== WHAT THE TASK ASKS ==
Copy out every line of the listing below, keeping each character and number unchanged.

== INPUT MATERIAL ==
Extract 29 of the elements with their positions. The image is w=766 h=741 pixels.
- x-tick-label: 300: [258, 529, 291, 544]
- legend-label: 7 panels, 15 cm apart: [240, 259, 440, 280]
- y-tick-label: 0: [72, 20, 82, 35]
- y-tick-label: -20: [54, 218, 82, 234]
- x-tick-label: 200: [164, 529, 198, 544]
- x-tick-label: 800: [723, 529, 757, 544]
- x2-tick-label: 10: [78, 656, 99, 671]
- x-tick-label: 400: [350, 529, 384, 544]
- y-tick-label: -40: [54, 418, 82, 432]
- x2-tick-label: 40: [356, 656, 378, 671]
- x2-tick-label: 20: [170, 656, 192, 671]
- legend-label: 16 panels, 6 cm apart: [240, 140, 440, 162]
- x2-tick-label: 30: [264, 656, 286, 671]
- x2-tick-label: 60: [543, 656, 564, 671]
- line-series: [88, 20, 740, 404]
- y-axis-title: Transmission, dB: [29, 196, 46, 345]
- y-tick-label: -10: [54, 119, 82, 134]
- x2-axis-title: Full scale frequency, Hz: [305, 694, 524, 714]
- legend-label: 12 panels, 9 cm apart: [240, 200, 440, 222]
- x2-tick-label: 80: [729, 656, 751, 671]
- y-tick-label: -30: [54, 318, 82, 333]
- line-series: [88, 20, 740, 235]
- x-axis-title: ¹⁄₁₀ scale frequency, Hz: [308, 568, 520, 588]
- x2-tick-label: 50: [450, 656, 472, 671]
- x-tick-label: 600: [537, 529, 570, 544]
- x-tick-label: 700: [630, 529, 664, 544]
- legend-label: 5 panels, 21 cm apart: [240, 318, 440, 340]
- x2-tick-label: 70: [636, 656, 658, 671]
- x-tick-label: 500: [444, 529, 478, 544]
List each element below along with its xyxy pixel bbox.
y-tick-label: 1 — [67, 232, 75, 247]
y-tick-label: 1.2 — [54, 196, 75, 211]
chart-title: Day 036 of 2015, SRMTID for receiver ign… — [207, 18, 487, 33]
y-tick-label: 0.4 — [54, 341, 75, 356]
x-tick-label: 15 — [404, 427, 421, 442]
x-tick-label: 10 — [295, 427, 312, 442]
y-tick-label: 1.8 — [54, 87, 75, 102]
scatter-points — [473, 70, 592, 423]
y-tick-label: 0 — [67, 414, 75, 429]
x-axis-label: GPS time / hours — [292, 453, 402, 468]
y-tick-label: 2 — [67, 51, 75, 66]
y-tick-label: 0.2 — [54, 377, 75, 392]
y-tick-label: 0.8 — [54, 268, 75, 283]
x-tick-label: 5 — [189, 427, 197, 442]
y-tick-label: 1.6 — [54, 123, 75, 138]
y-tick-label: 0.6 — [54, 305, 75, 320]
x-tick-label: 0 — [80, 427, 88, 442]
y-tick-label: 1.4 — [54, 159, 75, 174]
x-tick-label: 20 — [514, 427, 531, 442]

== SOLUTION ==
Extract 29 of the elements with their positions. The image is w=766 h=741 pixels.
- x-tick-label: 300: [258, 529, 291, 544]
- legend-label: 7 panels, 15 cm apart: [240, 259, 440, 280]
- y-tick-label: 0: [72, 20, 82, 35]
- y-tick-label: -20: [54, 218, 82, 234]
- x-tick-label: 200: [164, 529, 198, 544]
- x-tick-label: 800: [723, 529, 757, 544]
- x2-tick-label: 10: [78, 656, 99, 671]
- x-tick-label: 400: [350, 529, 384, 544]
- y-tick-label: -40: [54, 418, 82, 432]
- x2-tick-label: 40: [356, 656, 378, 671]
- x2-tick-label: 20: [170, 656, 192, 671]
- legend-label: 16 panels, 6 cm apart: [240, 140, 440, 162]
- x2-tick-label: 30: [264, 656, 286, 671]
- x2-tick-label: 60: [543, 656, 564, 671]
- line-series: [88, 20, 740, 404]
- y-axis-title: Transmission, dB: [29, 196, 46, 345]
- y-tick-label: -10: [54, 119, 82, 134]
- x2-axis-title: Full scale frequency, Hz: [305, 694, 524, 714]
- legend-label: 12 panels, 9 cm apart: [240, 200, 440, 222]
- x2-tick-label: 80: [729, 656, 751, 671]
- y-tick-label: -30: [54, 318, 82, 333]
- line-series: [88, 20, 740, 235]
- x-axis-title: ¹⁄₁₀ scale frequency, Hz: [308, 568, 520, 588]
- x2-tick-label: 50: [450, 656, 472, 671]
- x-tick-label: 600: [537, 529, 570, 544]
- x-tick-label: 700: [630, 529, 664, 544]
- legend-label: 5 panels, 21 cm apart: [240, 318, 440, 340]
- x2-tick-label: 70: [636, 656, 658, 671]
- x-tick-label: 500: [444, 529, 478, 544]
List each element below along with its xyxy pixel bbox.
y-tick-label: 1 — [67, 232, 75, 247]
y-tick-label: 1.2 — [54, 196, 75, 211]
chart-title: Day 036 of 2015, SRMTID for receiver ign… — [207, 18, 487, 33]
y-tick-label: 0.4 — [54, 341, 75, 356]
x-tick-label: 15 — [404, 427, 421, 442]
x-tick-label: 10 — [295, 427, 312, 442]
y-tick-label: 1.8 — [54, 87, 75, 102]
scatter-points — [473, 70, 592, 423]
y-tick-label: 0 — [67, 414, 75, 429]
x-axis-label: GPS time / hours — [292, 453, 402, 468]
y-tick-label: 2 — [67, 51, 75, 66]
y-tick-label: 0.2 — [54, 377, 75, 392]
y-tick-label: 0.8 — [54, 268, 75, 283]
x-tick-label: 5 — [189, 427, 197, 442]
y-tick-label: 1.6 — [54, 123, 75, 138]
y-tick-label: 0.6 — [54, 305, 75, 320]
x-tick-label: 0 — [80, 427, 88, 442]
y-tick-label: 1.4 — [54, 159, 75, 174]
x-tick-label: 20 — [514, 427, 531, 442]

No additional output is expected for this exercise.